- **Challenge**
Write out the entries below once more, exactly, with the pictures left out.

***

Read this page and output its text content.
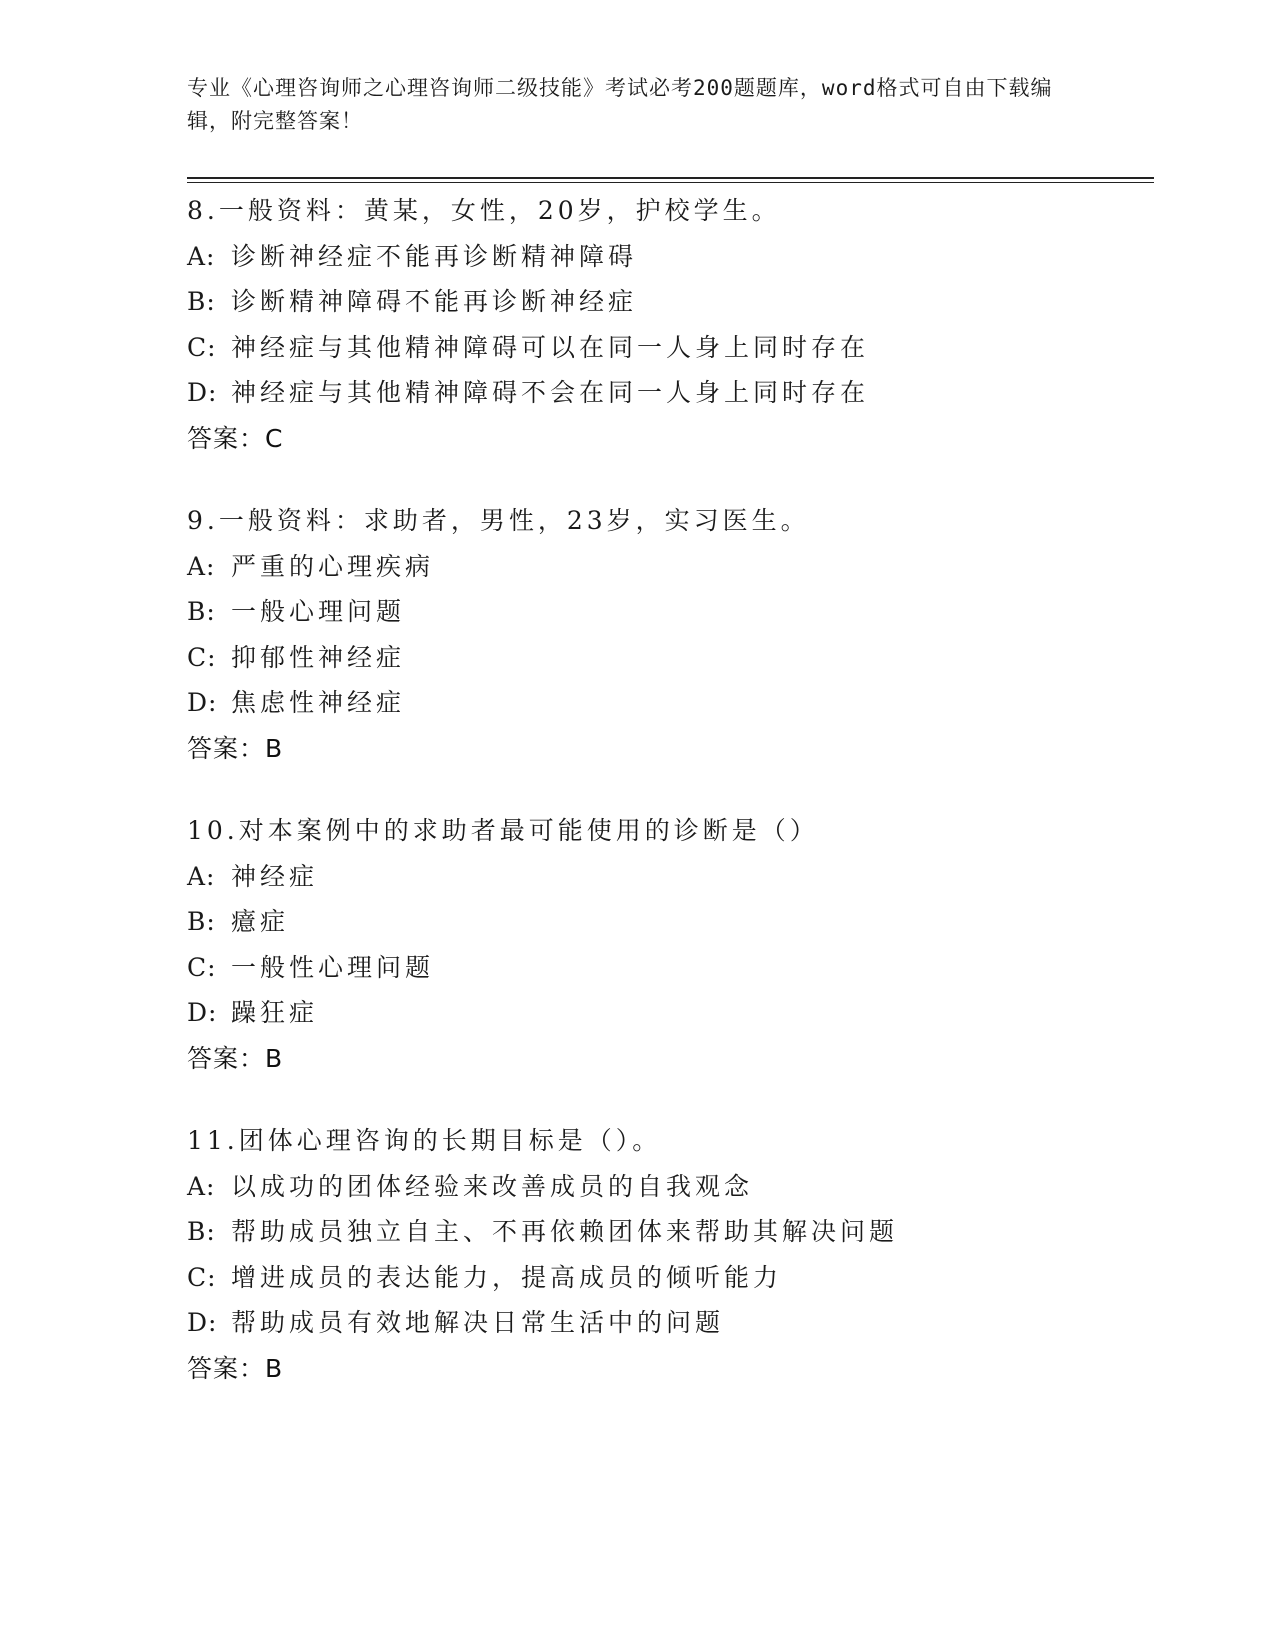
专业《心理咨询师之心理咨询师二级技能》考试必考200题题库，word格式可自由下载编辑，附完整答案！
8.一般资料：黄某，女性，20岁，护校学生。
A: 诊断神经症不能再诊断精神障碍
B: 诊断精神障碍不能再诊断神经症
C: 神经症与其他精神障碍可以在同一人身上同时存在
D: 神经症与其他精神障碍不会在同一人身上同时存在
答案：C
9.一般资料：求助者，男性，23岁，实习医生。
A: 严重的心理疾病
B: 一般心理问题
C: 抑郁性神经症
D: 焦虑性神经症
答案：B
10.对本案例中的求助者最可能使用的诊断是（）
A: 神经症
B: 癔症
C: 一般性心理问题
D: 躁狂症
答案：B
11.团体心理咨询的长期目标是（）。
A: 以成功的团体经验来改善成员的自我观念
B: 帮助成员独立自主、不再依赖团体来帮助其解决问题
C: 增进成员的表达能力，提高成员的倾听能力
D: 帮助成员有效地解决日常生活中的问题
答案：B
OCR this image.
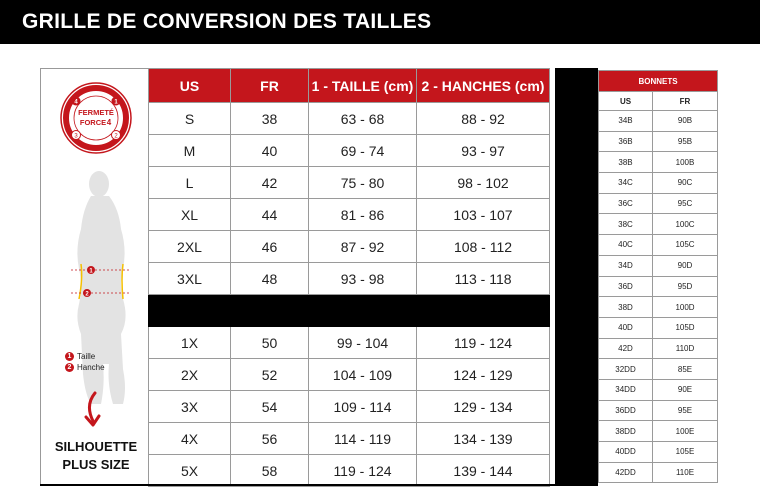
GRILLE DE CONVERSION DES TAILLES
4	1
3	2
FERMETÉ
FORCE 4
1
2
1 Taille
2 Hanche
SILHOUETTE
PLUS SIZE
US	FR	1 - TAILLE (cm)	2 - HANCHES (cm)
S	38	63 - 68	88 - 92
M	40	69 - 74	93 - 97
L	42	75 - 80	98 - 102
XL	44	81 - 86	103 - 107
2XL	46	87 - 92	108 - 112
3XL	48	93 - 98	113 - 118

1X	50	99 - 104	119 - 124
2X	52	104 - 109	124 - 129
3X	54	109 - 114	129 - 134
4X	56	114 - 119	134 - 139
5X	58	119 - 124	139 - 144
BONNETS	
US	FR
34B	90B
36B	95B
38B	100B
34C	90C
36C	95C
38C	100C
40C	105C
34D	90D
36D	95D
38D	100D
40D	105D
42D	110D
32DD	85E
34DD	90E
36DD	95E
38DD	100E
40DD	105E
42DD	110E
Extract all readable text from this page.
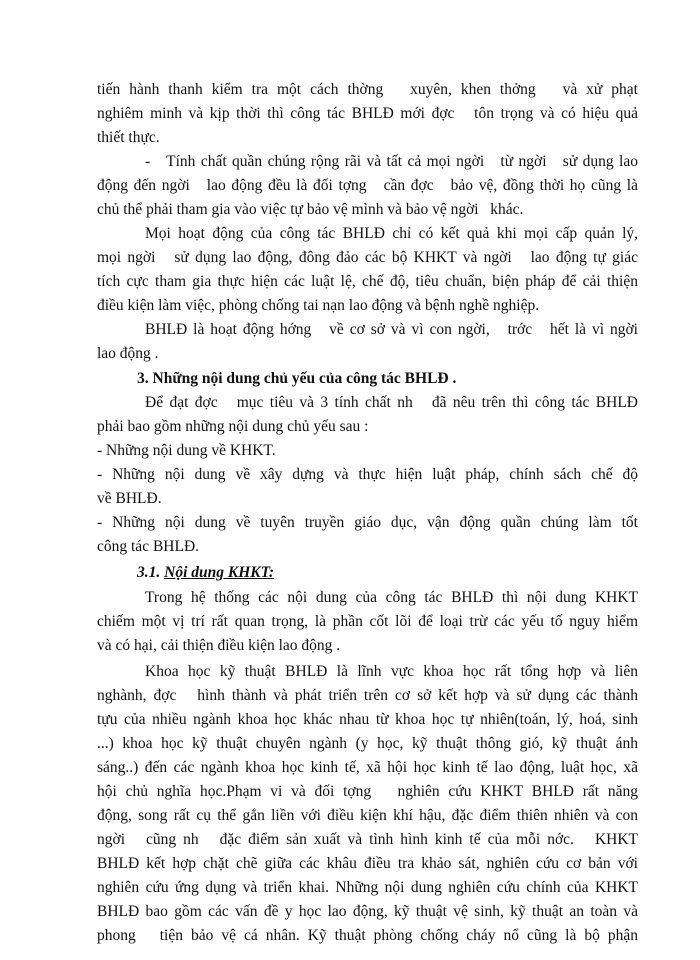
tiến hành thanh kiểm tra một cách thờng   xuyên, khen thởng   và xử phạt
nghiêm minh và kịp thời thì công tác BHLĐ mới đợc   tôn trọng và có hiệu quả
thiết thực.
-   Tính chất quần chúng rộng rãi và tất cả mọi ngời   từ ngời   sử dụng lao
động đến ngời   lao động đều là đối tợng   cần đợc   bảo vệ, đồng thời họ cũng là
chủ thể phải tham gia vào việc tự bảo vệ mình và bảo vệ ngời   khác.
Mọi hoạt động của công tác BHLĐ chỉ có kết quả khi mọi cấp quản lý,
mọi ngời   sử dụng lao động, đông đảo các bộ KHKT và ngời   lao động tự giác
tích cực tham gia thực hiện các luật lệ, chế độ, tiêu chuẩn, biện pháp để cải thiện
điều kiện làm việc, phòng chống tai nạn lao động và bệnh nghề nghiệp.
BHLĐ là hoạt động hớng   về cơ sở và vì con ngời,   trớc   hết là vì ngời
lao động .
3. Những nội dung chủ yếu của công tác BHLĐ .
Để đạt đợc   mục tiêu và 3 tính chất nh   đã nêu trên thì công tác BHLĐ
phải bao gồm những nội dung chủ yếu sau :
- Những nội dung về KHKT.
- Những nội dung về xây dựng và thực hiện luật pháp, chính sách chế độ
về BHLĐ.
- Những nội dung về tuyên truyền giáo dục, vận động quần chúng làm tốt
công tác BHLĐ.
3.1. Nội dung KHKT:
Trong hệ thống các nội dung của công tác BHLĐ thì nội dung KHKT
chiếm một vị trí rất quan trọng, là phần cốt lõi để loại trừ các yếu tố nguy hiểm
và có hại, cải thiện điều kiện lao động .
Khoa học kỹ thuật BHLĐ là lĩnh vực khoa học rất tổng hợp và liên
nghành, đợc   hình thành và phát triển trên cơ sở kết hợp và sử dụng các thành
tựu của nhiều ngành khoa học khác nhau từ khoa học tự nhiên(toán, lý, hoá, sinh
...) khoa học kỹ thuật chuyên ngành (y học, kỹ thuật thông gió, kỹ thuật ánh
sáng..) đến các ngành khoa học kinh tế, xã hội học kinh tế lao động, luật học, xã
hội chủ nghĩa học.Phạm vi và đối tợng   nghiên cứu KHKT BHLĐ rất năng
động, song rất cụ thể gắn liền với điều kiện khí hậu, đặc điểm thiên nhiên và con
ngời   cũng nh   đặc điểm sản xuất và tình hình kinh tế của mỗi nớc.   KHKT
BHLĐ kết hợp chặt chẽ giữa các khâu điều tra khảo sát, nghiên cứu cơ bản với
nghiên cứu ứng dụng và triển khai. Những nội dung nghiên cứu chính của KHKT
BHLĐ bao gồm các vấn đề y học lao động, kỹ thuật vệ sinh, kỹ thuật an toàn và
phong   tiện bảo vệ cá nhân. Kỹ thuật phòng chống cháy nổ cũng là bộ phận
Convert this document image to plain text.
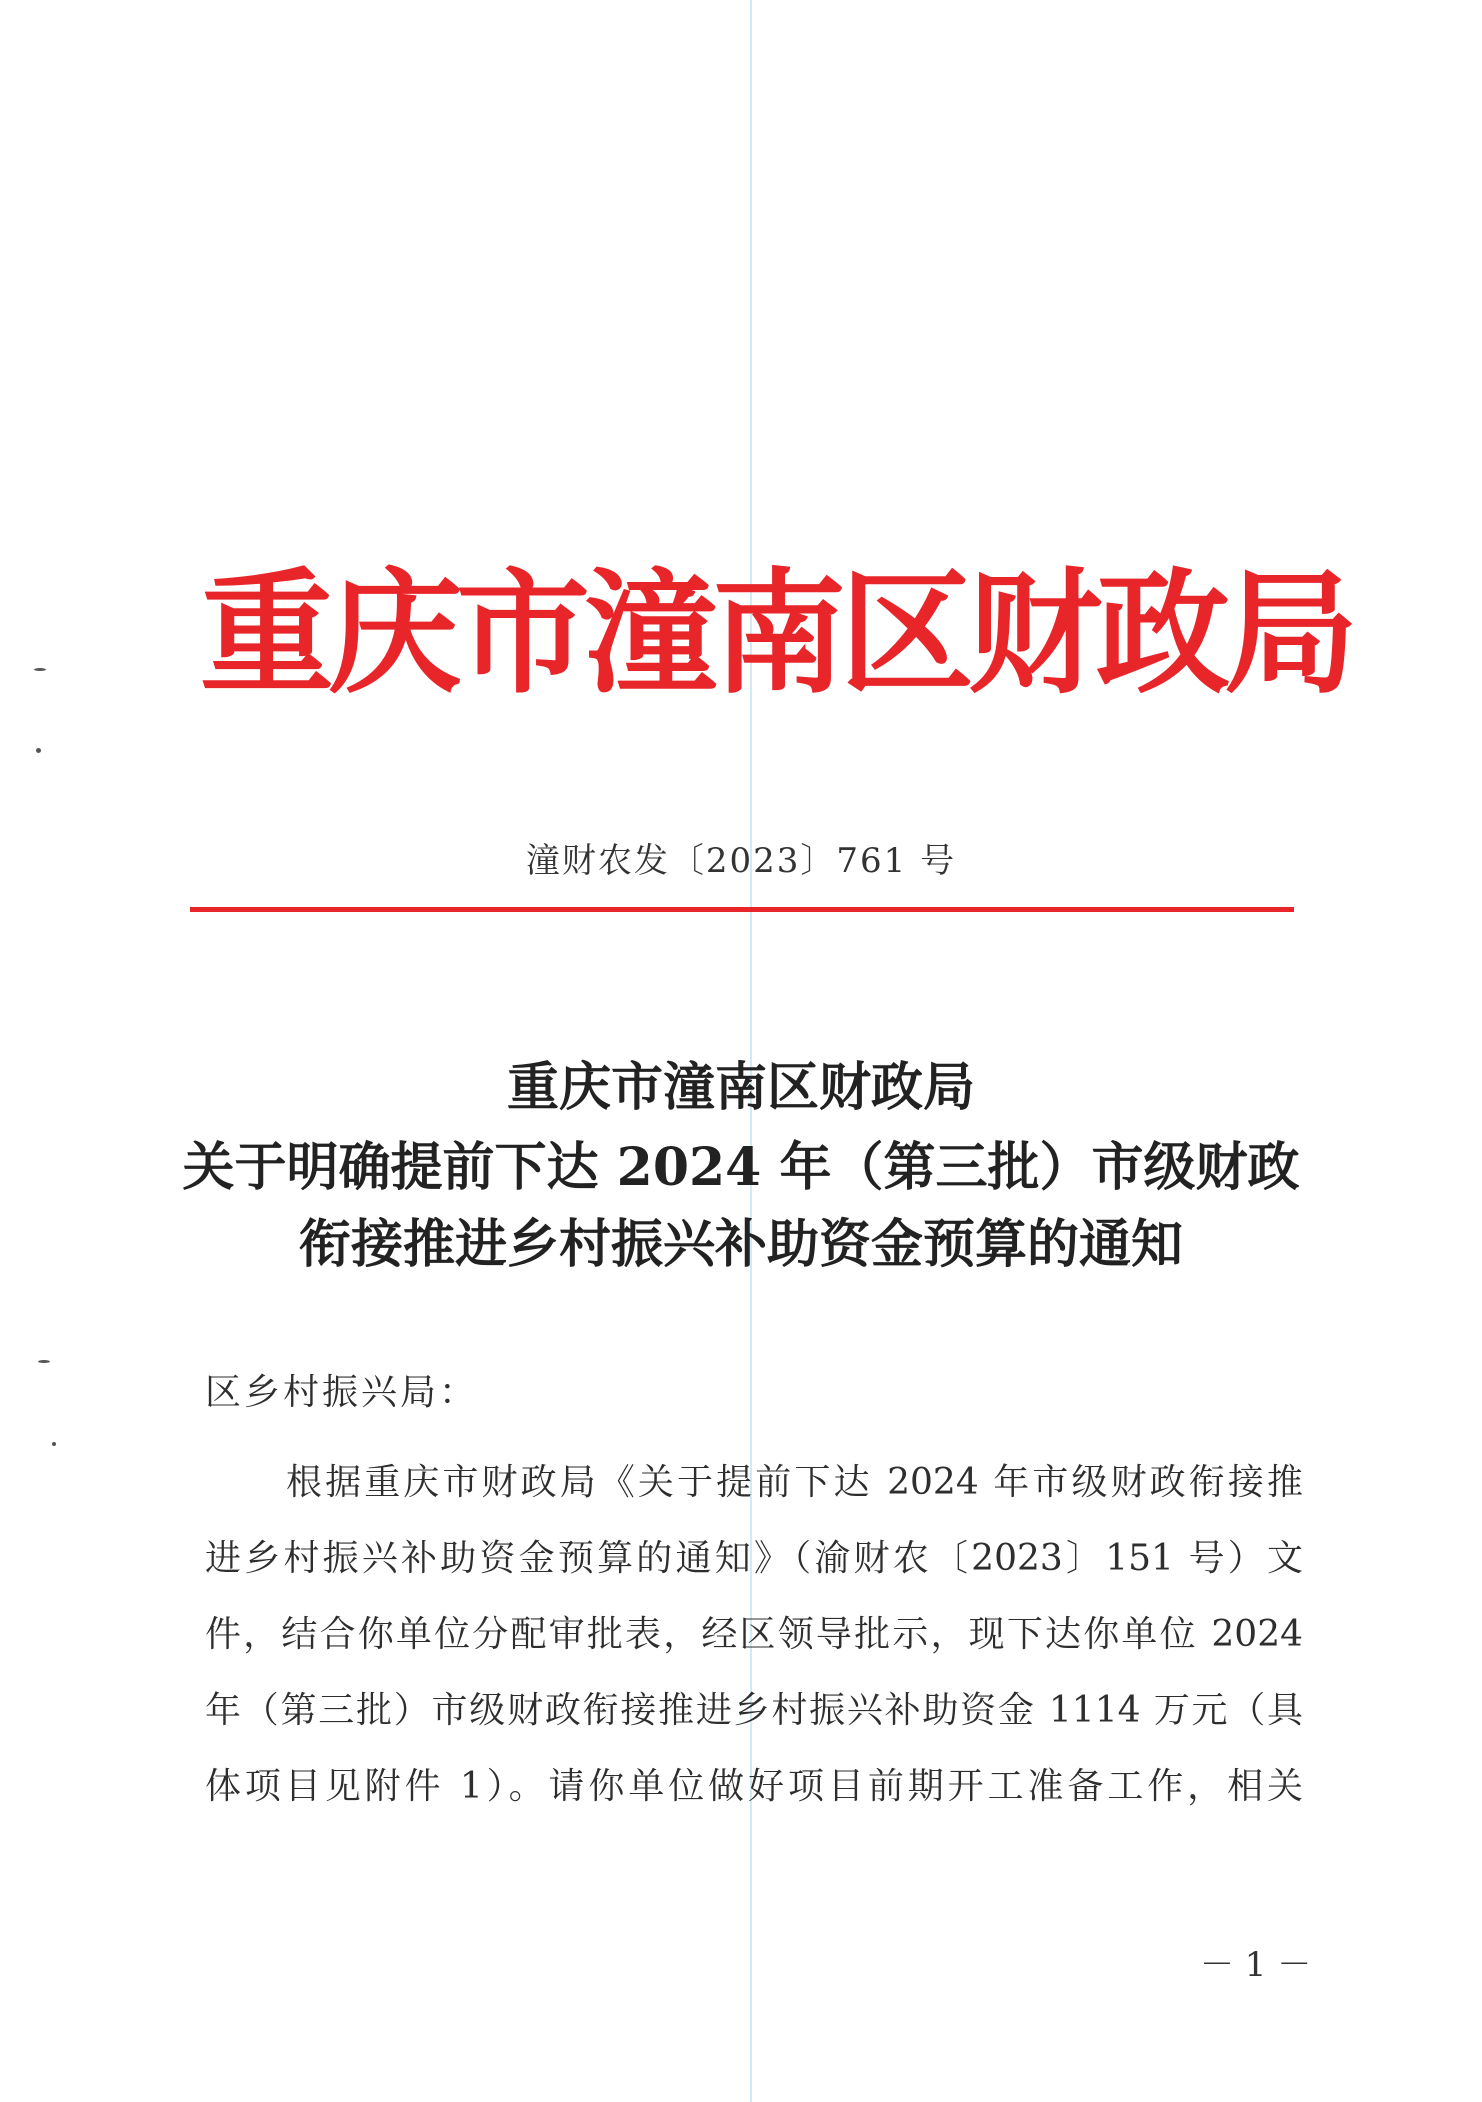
重庆市潼南区财政局
潼财农发〔2023〕761 号
重庆市潼南区财政局
关于明确提前下达 2024 年（第三批）市级财政
衔接推进乡村振兴补助资金预算的通知
区乡村振兴局：
根据重庆市财政局《关于提前下达 2024 年市级财政衔接推
进乡村振兴补助资金预算的通知》（渝财农〔2023〕151 号）文
件，结合你单位分配审批表，经区领导批示，现下达你单位 2024
年（第三批）市级财政衔接推进乡村振兴补助资金 1114 万元（具
体项目见附件 1）。请你单位做好项目前期开工准备工作，相关
－ 1 －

***

- **Written reply**
Read this page and output its text content.
专业《心理咨询师之心理咨询师二级技能》考试必考200题题库，word格式可自由下载编辑，附完整答案！
8.一般资料：黄某，女性，20岁，护校学生。
A: 诊断神经症不能再诊断精神障碍
B: 诊断精神障碍不能再诊断神经症
C: 神经症与其他精神障碍可以在同一人身上同时存在
D: 神经症与其他精神障碍不会在同一人身上同时存在
答案：C
9.一般资料：求助者，男性，23岁，实习医生。
A: 严重的心理疾病
B: 一般心理问题
C: 抑郁性神经症
D: 焦虑性神经症
答案：B
10.对本案例中的求助者最可能使用的诊断是（）
A: 神经症
B: 癔症
C: 一般性心理问题
D: 躁狂症
答案：B
11.团体心理咨询的长期目标是（）。
A: 以成功的团体经验来改善成员的自我观念
B: 帮助成员独立自主、不再依赖团体来帮助其解决问题
C: 增进成员的表达能力，提高成员的倾听能力
D: 帮助成员有效地解决日常生活中的问题
答案：B
OCR this image.
GRILLE DE CONVERSION DES TAILLES
4	1
3	2
FERMETÉ
FORCE 4
1
2
1 Taille
2 Hanche
SILHOUETTE
PLUS SIZE
US	FR	1 - TAILLE (cm)	2 - HANCHES (cm)
S	38	63 - 68	88 - 92
M	40	69 - 74	93 - 97
L	42	75 - 80	98 - 102
XL	44	81 - 86	103 - 107
2XL	46	87 - 92	108 - 112
3XL	48	93 - 98	113 - 118

1X	50	99 - 104	119 - 124
2X	52	104 - 109	124 - 129
3X	54	109 - 114	129 - 134
4X	56	114 - 119	134 - 139
5X	58	119 - 124	139 - 144
BONNETS	
US	FR
34B	90B
36B	95B
38B	100B
34C	90C
36C	95C
38C	100C
40C	105C
34D	90D
36D	95D
38D	100D
40D	105D
42D	110D
32DD	85E
34DD	90E
36DD	95E
38DD	100E
40DD	105E
42DD	110E
Extract all readable text from this page.
tiến hành thanh kiểm tra một cách thờng   xuyên, khen thởng   và xử phạt
nghiêm minh và kịp thời thì công tác BHLĐ mới đợc   tôn trọng và có hiệu quả
thiết thực.
-   Tính chất quần chúng rộng rãi và tất cả mọi ngời   từ ngời   sử dụng lao
động đến ngời   lao động đều là đối tợng   cần đợc   bảo vệ, đồng thời họ cũng là
chủ thể phải tham gia vào việc tự bảo vệ mình và bảo vệ ngời   khác.
Mọi hoạt động của công tác BHLĐ chỉ có kết quả khi mọi cấp quản lý,
mọi ngời   sử dụng lao động, đông đảo các bộ KHKT và ngời   lao động tự giác
tích cực tham gia thực hiện các luật lệ, chế độ, tiêu chuẩn, biện pháp để cải thiện
điều kiện làm việc, phòng chống tai nạn lao động và bệnh nghề nghiệp.
BHLĐ là hoạt động hớng   về cơ sở và vì con ngời,   trớc   hết là vì ngời
lao động .
3. Những nội dung chủ yếu của công tác BHLĐ .
Để đạt đợc   mục tiêu và 3 tính chất nh   đã nêu trên thì công tác BHLĐ
phải bao gồm những nội dung chủ yếu sau :
- Những nội dung về KHKT.
- Những nội dung về xây dựng và thực hiện luật pháp, chính sách chế độ
về BHLĐ.
- Những nội dung về tuyên truyền giáo dục, vận động quần chúng làm tốt
công tác BHLĐ.
3.1. Nội dung KHKT:
Trong hệ thống các nội dung của công tác BHLĐ thì nội dung KHKT
chiếm một vị trí rất quan trọng, là phần cốt lõi để loại trừ các yếu tố nguy hiểm
và có hại, cải thiện điều kiện lao động .
Khoa học kỹ thuật BHLĐ là lĩnh vực khoa học rất tổng hợp và liên
nghành, đợc   hình thành và phát triển trên cơ sở kết hợp và sử dụng các thành
tựu của nhiều ngành khoa học khác nhau từ khoa học tự nhiên(toán, lý, hoá, sinh
...) khoa học kỹ thuật chuyên ngành (y học, kỹ thuật thông gió, kỹ thuật ánh
sáng..) đến các ngành khoa học kinh tế, xã hội học kinh tế lao động, luật học, xã
hội chủ nghĩa học.Phạm vi và đối tợng   nghiên cứu KHKT BHLĐ rất năng
động, song rất cụ thể gắn liền với điều kiện khí hậu, đặc điểm thiên nhiên và con
ngời   cũng nh   đặc điểm sản xuất và tình hình kinh tế của mỗi nớc.   KHKT
BHLĐ kết hợp chặt chẽ giữa các khâu điều tra khảo sát, nghiên cứu cơ bản với
nghiên cứu ứng dụng và triển khai. Những nội dung nghiên cứu chính của KHKT
BHLĐ bao gồm các vấn đề y học lao động, kỹ thuật vệ sinh, kỹ thuật an toàn và
phong   tiện bảo vệ cá nhân. Kỹ thuật phòng chống cháy nổ cũng là bộ phận
Convert this document image to plain text.
重庆市潼南区财政局
潼财农发〔2023〕761 号
重庆市潼南区财政局
关于明确提前下达 2024 年（第三批）市级财政
衔接推进乡村振兴补助资金预算的通知
区乡村振兴局：
根据重庆市财政局《关于提前下达 2024 年市级财政衔接推
进乡村振兴补助资金预算的通知》（渝财农〔2023〕151 号）文
件，结合你单位分配审批表，经区领导批示，现下达你单位 2024
年（第三批）市级财政衔接推进乡村振兴补助资金 1114 万元（具
体项目见附件 1）。请你单位做好项目前期开工准备工作，相关
－ 1 －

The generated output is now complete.